Excerpted text.
--- Begin ---

## Limitations of **Batch Normalization**:
- You need to maintain running means
- Tricky for RNNs. Do you need normalization for each step?
- Doens't work with small batch sizes
- Need to compute means and variances across devices in distributed training

## Layer Normalization
- Layer Normalization is a simpler normalization method that works on a wider range of settings
- It transforms the inputs to have zero mean and variance **across all features** 
- Note: BN fixes the zero mean and unit variance **for each element**
- Layer normalization does it for each batch across all elements!

In [1]:
from typing import Union, List
import torch
from torch import nn, Size
from labml_helpers.module import Module

- `normalized_shape` $S$ is the shaoe of the elements (except the batch). 
- `eps` is $\epsilon$, used for numerical stability
- `elementwise_affine` is whether to scale and shift the normalized value

In [2]:
class LayerNorm(Module):
    def __init__(self, normalized_shape: Union[int, List[int], Size], *, eps: float=1e-5, elementwise_affine: bool=True):
        super().__init__()

        # NOTE: Convert normalized_shape to torch.Size
        if isinstance(normalized_shape, int):
            normalized_shape = torch.Size([normalized_shape])
        elif isinstance(normalized_shape, list):
            normalized_shape = torch.Size(normalized_shape)
        assert isinstance(normalized_shape, torch.Size)

        self.normalized_shape = normalized_shape
        self.eps = eps
        self.elementwise_affine = elementwise_affine

        # NOTE: Create parameters y and ß for gain and bias
        if self.elementwise_affine:
            self.gain = nn.Parameter(torch.ones(normalized_shape))
            self.bias = nn.Parameter(torch.zeros(normalized_shape))
    
    """ NOTE: x is a tensor of shape [*, S[0], S[1], ..., S[n]]. 
             * could be any number of dimensions. For example, in 
             an NLP task this will be [seq_len, batch_size, features] """

--- End ---

Given material.
--- Begin ---

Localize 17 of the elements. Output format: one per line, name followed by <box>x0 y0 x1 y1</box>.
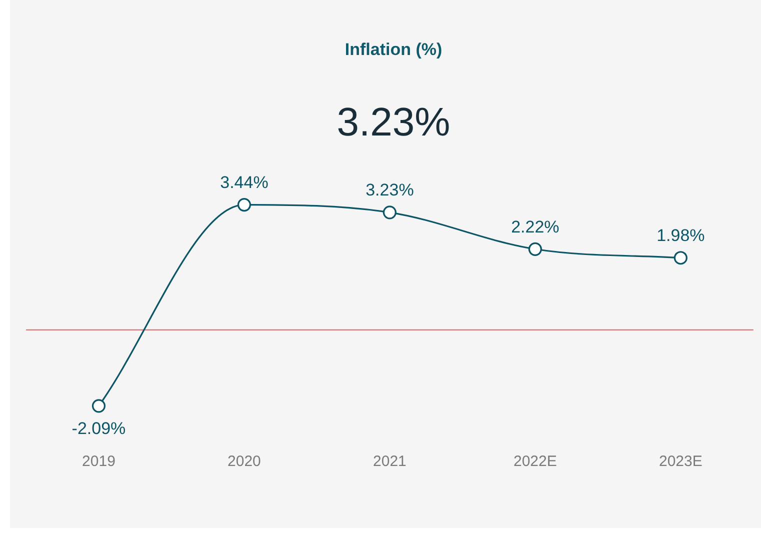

--- End ---

Your objective.
Please reproduce the part of the layer normalization text that opens with the words containing "# NOTE: Create" and closes with "self.bias = nn.Parameter(torch.zeros(normalized_shape))", swapping "gain" for "weight".

Solved exercise.
# NOTE: Create parameters y and ß for weight and bias
        if self.elementwise_affine:
            self.weight = nn.Parameter(torch.ones(normalized_shape))
            self.bias = nn.Parameter(torch.zeros(normalized_shape))